- **What the exercise asks**
Locate each line in the records containing "nigiri". Copy it.

....

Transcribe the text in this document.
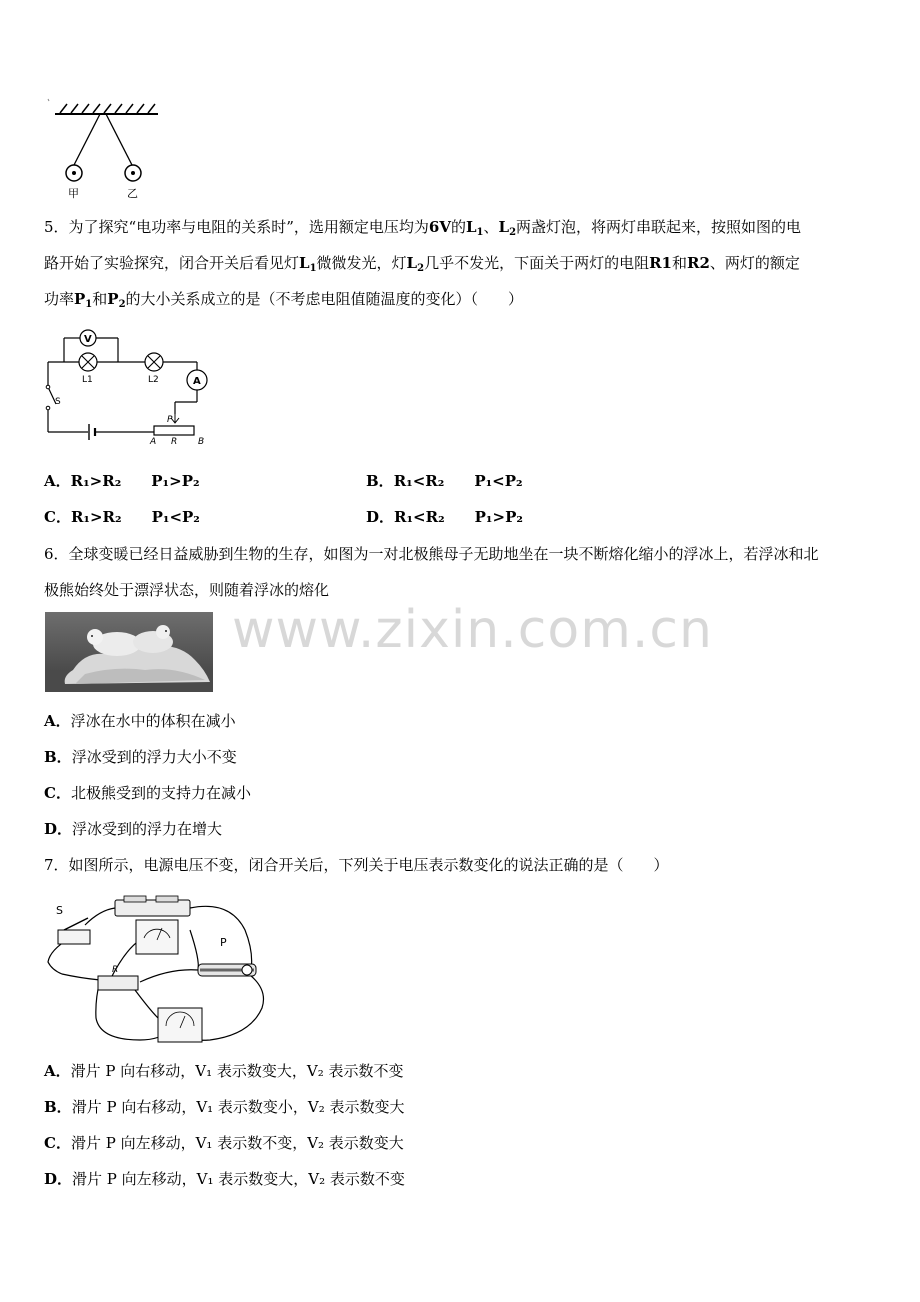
甲	乙
5．为了探究“电功率与电阻的关系时”，选用额定电压均为6V的$L_1$、$L_2$两盏灯泡，将两灯串联起来，按照如图的电
路开始了实验探究，闭合开关后看见灯$L_1$微微发光，灯$L_2$几乎不发光，下面关于两灯的电阻R1和R2、两灯的额定
功率$P_1$和$P_2$的大小关系成立的是（不考虑电阻值随温度的变化）（　　）
V
A
L1	L2
S
P
A R B
A．R₁>R₂　　P₁>P₂	B．R₁<R₂　　P₁<P₂
C．R₁>R₂　　P₁<P₂	D．R₁<R₂　　P₁>P₂
6．全球变暖已经日益威胁到生物的生存，如图为一对北极熊母子无助地坐在一块不断熔化缩小的浮冰上，若浮冰和北
极熊始终处于漂浮状态，则随着浮冰的熔化
www.zixin.com.cn
A．浮冰在水中的体积在减小
B．浮冰受到的浮力大小不变
C．北极熊受到的支持力在减小
D．浮冰受到的浮力在增大
7．如图所示，电源电压不变，闭合开关后，下列关于电压表示数变化的说法正确的是（　　）
S
R
P
A．滑片 P 向右移动，V₁ 表示数变大，V₂ 表示数不变
B．滑片 P 向右移动，V₁ 表示数变小，V₂ 表示数变大
C．滑片 P 向左移动，V₁ 表示数不变，V₂ 表示数变大
D．滑片 P 向左移动，V₁ 表示数变大，V₂ 表示数不变
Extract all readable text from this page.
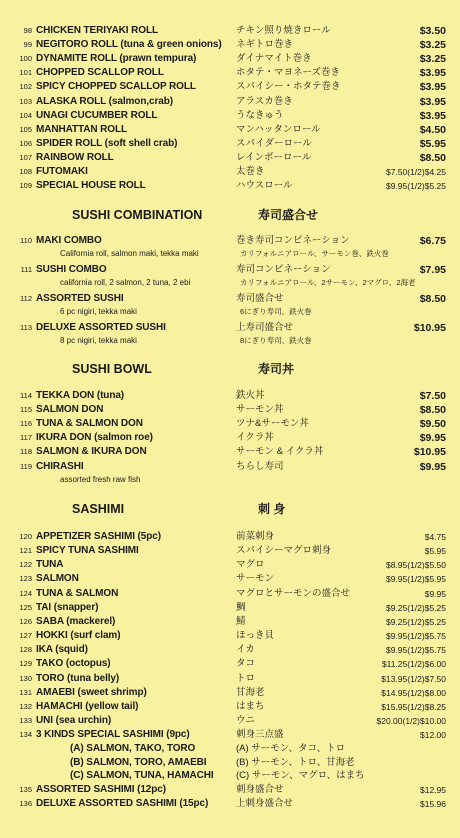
98 CHICKEN TERIYAKI ROLL	チキン照り焼きロール	$3.50
99 NEGITORO ROLL (tuna & green onions) ネギトロ巻き	$3.25
100 DYNAMITE ROLL (prawn tempura)	ダイナマイト巻き	$3.25
101 CHOPPED SCALLOP ROLL	ホタテ・マヨネーズ巻き	$3.95
102 SPICY CHOPPED SCALLOP ROLL	スパイシー・ホタテ巻き	$3.95
103 ALASKA ROLL (salmon,crab)	アラスカ巻き	$3.95
104 UNAGI CUCUMBER ROLL	うなきゅう	$3.95
105 MANHATTAN ROLL	マンハッタンロール	$4.50
106 SPIDER ROLL (soft shell crab)	スパイダーロール	$5.95
107 RAINBOW ROLL	レインボーロール	$8.50
108 FUTOMAKI	太巻き	$7.50(1/2)$4.25
109 SPECIAL HOUSE ROLL	ハウスロール	$9.95(1/2)$5.25
SUSHI COMBINATION	寿司盛合せ
110 MAKI COMBO	巻き寿司コンビネーション	$6.75
California roll, salmon maki, tekka maki	カリフォルニアロール、サーモン巻、鉄火巻
111 SUSHI COMBO	寿司コンビネーション	$7.95
california roll, 2 salmon, 2 tuna, 2 ebi	カリフォルニアロール、2サーモン、2マグロ、2海老
112 ASSORTED SUSHI	寿司盛合せ	$8.50
6 pc nigiri, tekka maki	6にぎり寿司、鉄火巻
113 DELUXE ASSORTED SUSHI	上寿司盛合せ	$10.95
8 pc nigiri, tekka maki	8にぎり寿司、鉄火巻
SUSHI BOWL	寿司丼
114 TEKKA DON (tuna)	鉄火丼	$7.50
115 SALMON DON	サーモン丼	$8.50
116 TUNA & SALMON DON	ツナ&サーモン丼	$9.50
117 IKURA DON (salmon roe)	イクラ丼	$9.95
118 SALMON & IKURA DON	サーモン & イクラ丼	$10.95
119 CHIRASHI	ちらし寿司	$9.95
assorted fresh raw fish
SASHIMI	刺 身
120 APPETIZER SASHIMI (5pc)	前菜刺身	$4.75
121 SPICY TUNA SASHIMI	スパイシーマグロ刺身	$5.95
122 TUNA	マグロ	$8.95(1/2)$5.50
123 SALMON	サーモン	$9.95(1/2)$5.95
124 TUNA & SALMON	マグロとサーモンの盛合せ	$9.95
125 TAI (snapper)	鯛	$9.25(1/2)$5.25
126 SABA (mackerel)	鯖	$9.25(1/2)$5.25
127 HOKKI (surf clam)	ほっき貝	$9.95(1/2)$5.75
128 IKA (squid)	イカ	$9.95(1/2)$5.75
129 TAKO (octopus)	タコ	$11.25(1/2)$6.00
130 TORO (tuna belly)	トロ	$13.95(1/2)$7.50
131 AMAEBI (sweet shrimp)	甘海老	$14.95(1/2)$8.00
132 HAMACHI (yellow tail)	はまち	$15.95(1/2)$8.25
133 UNI (sea urchin)	ウニ	$20.00(1/2)$10.00
134 3 KINDS SPECIAL SASHIMI (9pc)	刺身三点盛	$12.00
(A) SALMON, TAKO, TORO	(A) サーモン、タコ、トロ
(B) SALMON, TORO, AMAEBI	(B) サーモン、トロ、甘海老
(C) SALMON, TUNA, HAMACHI (C) サーモン、マグロ、はまち
135 ASSORTED SASHIMI (12pc)	刺身盛合せ	$12.95
136 DELUXE ASSORTED SASHIMI (15pc)	上刺身盛合せ	$15.96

....

- **Result**
6 pc nigiri, tekka maki	6にぎり寿司、鉄火巻
8 pc nigiri, tekka maki	8にぎり寿司、鉄火巻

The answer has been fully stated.